• _Textauszug_
▼▼▼
Irak: Es gibt Alternativen zum Krieg!

Susanne Heinke Public Relations
Bonn International Center for Conversion (BICC)

    Die internationale Diskussion um die Abrüstungsverpflichtungen des Irak spitzt sich derzeit auf zwei Alternativen zu: Krieg oder Fortsetzung der Inspektionen wie gehabt. Ein Krieg wäre nach gegenwärtigem Sachstand völkerrechtswidrig. Doch auch eine Fortsetzung der Inspektionen, einschließlich des damit verbundenen Wirtschaftsembargos, ist auf Dauer keine gute Lösung. Zu befürchten ist ein ewiges "Katz-und-Maus-Spiel" mit der irakischen Führung, unter dem vor allem die irakische Bevölkerung leidet.

    Experten des Internationalen Konversionszentrums Bonn (BICC) sind jedoch überzeugt: es bestehen durchaus weitergehende Handlungsmöglichkeiten für die Vereinten Nationen, mit denen ein Krieg vermieden werden könnte. Spielräume versprechen die Resolution 1441, neu gefasste konkrete Kontrollmaßnahmen sowie weitgehende Abrüstungsschritte in Verbindung mit einer Lockerung der bisherigen Sanktionen.

    Die Ergebnisse der bisherigen Arbeit der Inspekteure der UNMOVIC im Irak werden im Sicherheitsrat immer unterschiedlicher interpretiert. Während sich die US-Regierung zunehmend in ihrer Position bestätigt sieht, dass die irakische Regierung unter Saddam Hussein den Verpflichtungen aus der VN-Resolution 1441 nicht nachgekommen ist, schlägt eine Reihe von Staaten, darunter die Bundesregierung, eine Verlängerung und Intensivierung der Überprüfungen vor. "Weder für die eine noch für die andere Position ist momentan in den Vereinten Nationen ein Konsens sichtbar. Die Vereinten Nationen drohen über diesem Streit selbst in eine tiefe Krise zu geraten," bewertet Dr. Michael Brzoska, Leiter der Forschungsabteilung des BICC, die verfahrene Situation.
▲▲▲
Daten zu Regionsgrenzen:
▼▼▼
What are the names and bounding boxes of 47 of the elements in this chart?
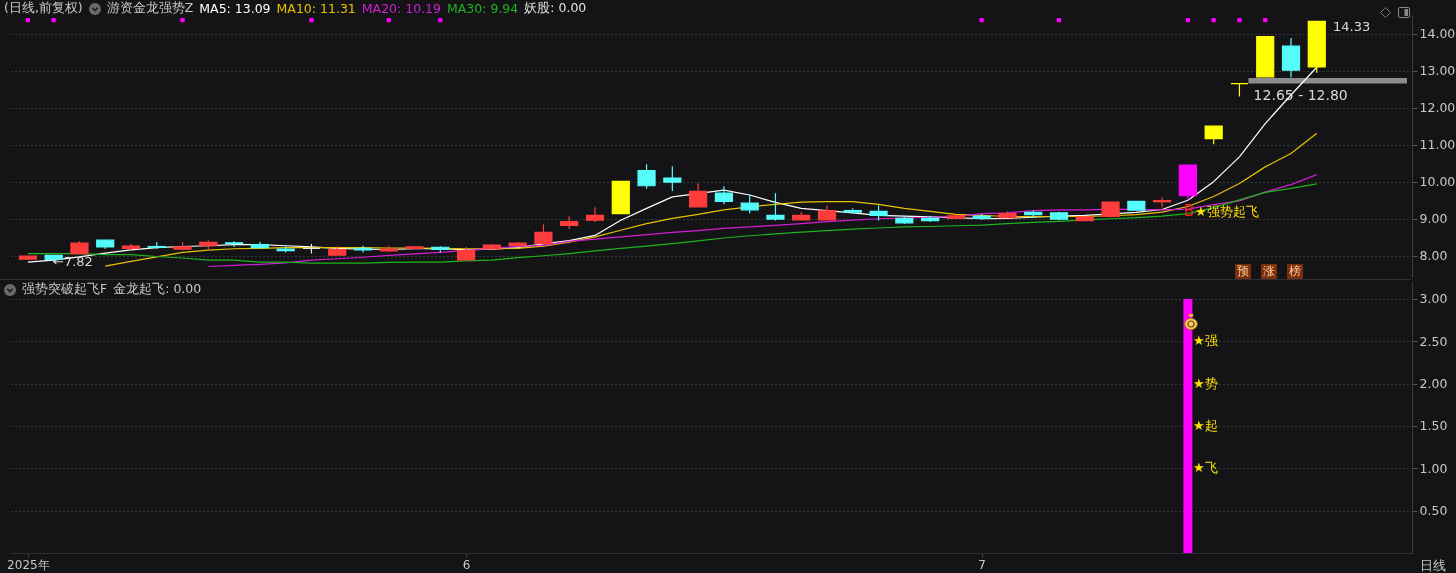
y-tick-label: 8.00 [1419,248,1448,264]
text: MA20: 10.19 [361,1,442,16]
x-tick-label: 6 [462,557,471,572]
candlestick [689,182,708,208]
candlestick [766,192,785,222]
annotation: ★飞 [1193,459,1218,477]
text: 妖股: 0.00 [524,0,587,17]
line-series [104,132,1318,267]
y-tick-label: 0.50 [1419,503,1448,519]
annotation: 14.33 [1333,19,1371,34]
x-tick-label: 7 [978,557,986,572]
annotation: 预 [1235,264,1251,279]
candlestick [663,165,682,192]
line-series [27,183,1318,264]
y-tick-label: 10.00 [1419,174,1456,190]
chart-subtitle: 游资金龙强势Z [106,0,194,17]
annotation: 涨 [1261,264,1277,279]
text: MA10: 11.31 [276,1,356,16]
candlestick [714,185,733,205]
y-tick-label: 11.00 [1419,137,1456,153]
y-tick-label: 14.00 [1419,26,1456,42]
band-label: 12.65 - 12.80 [1253,86,1348,103]
text: MA30: 9.94 [447,1,519,16]
chart-subtitle: 金龙起飞: 0.00 [113,281,202,298]
annotation: ★强 [1193,332,1218,350]
x-tick-label: 2025年 [7,557,50,572]
candlestick [1204,125,1223,145]
candlestick [637,163,656,190]
y-tick-label: 2.00 [1419,376,1448,392]
annotation: ★势 [1193,375,1218,393]
annotation: 榜 [1287,264,1303,279]
chart-title: (日线,前复权) [4,0,83,17]
y-tick-label: 13.00 [1419,63,1456,79]
candlestick [585,206,605,223]
y-tick-label: 12.00 [1419,100,1456,116]
text: MA5: 13.09 [199,1,271,16]
candlestick [534,223,553,245]
annotation: ★起 [1193,417,1218,435]
annotation: ←7.82 [53,254,93,269]
candlestick [225,240,244,248]
y-tick-label: 1.50 [1419,418,1448,434]
y-tick-label: 2.50 [1419,333,1448,349]
chart-title: 强势突破起飞F [22,281,108,298]
y-tick-label: 9.00 [1419,211,1448,227]
y-tick-label: 1.00 [1419,460,1448,476]
text: 日线 [1420,557,1446,573]
y-tick-label: 3.00 [1419,291,1448,307]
▲▲▲
• _Aufgabenstellung_
Beantworte anhand des Textauszugs zum Irak-Konflikt diese drei Fragen:
1. Auf welche zwei Alternativen spitzt sich die internationale Diskussion zu?
2. Was verspricht laut den Experten des BICC Spielräume?
3. Welche Funktion hat Dr. Michael Brzoska?
Die Zeilen werden für die Bearbeitung nicht gebraucht.

• _Lösung der Aufgabe_
1. Die Diskussion spitzt sich auf Krieg oder auf die Fortsetzung der Inspektionen wie gehabt zu.
2. Spielräume versprechen die Resolution 1441 und neu gefasste konkrete Kontrollmaßnahmen. Dazu kommen weitgehende Abrüstungsschritte in Verbindung mit einer Lockerung der bisherigen Sanktionen.
3. Er ist Leiter der Forschungsabteilung des BICC.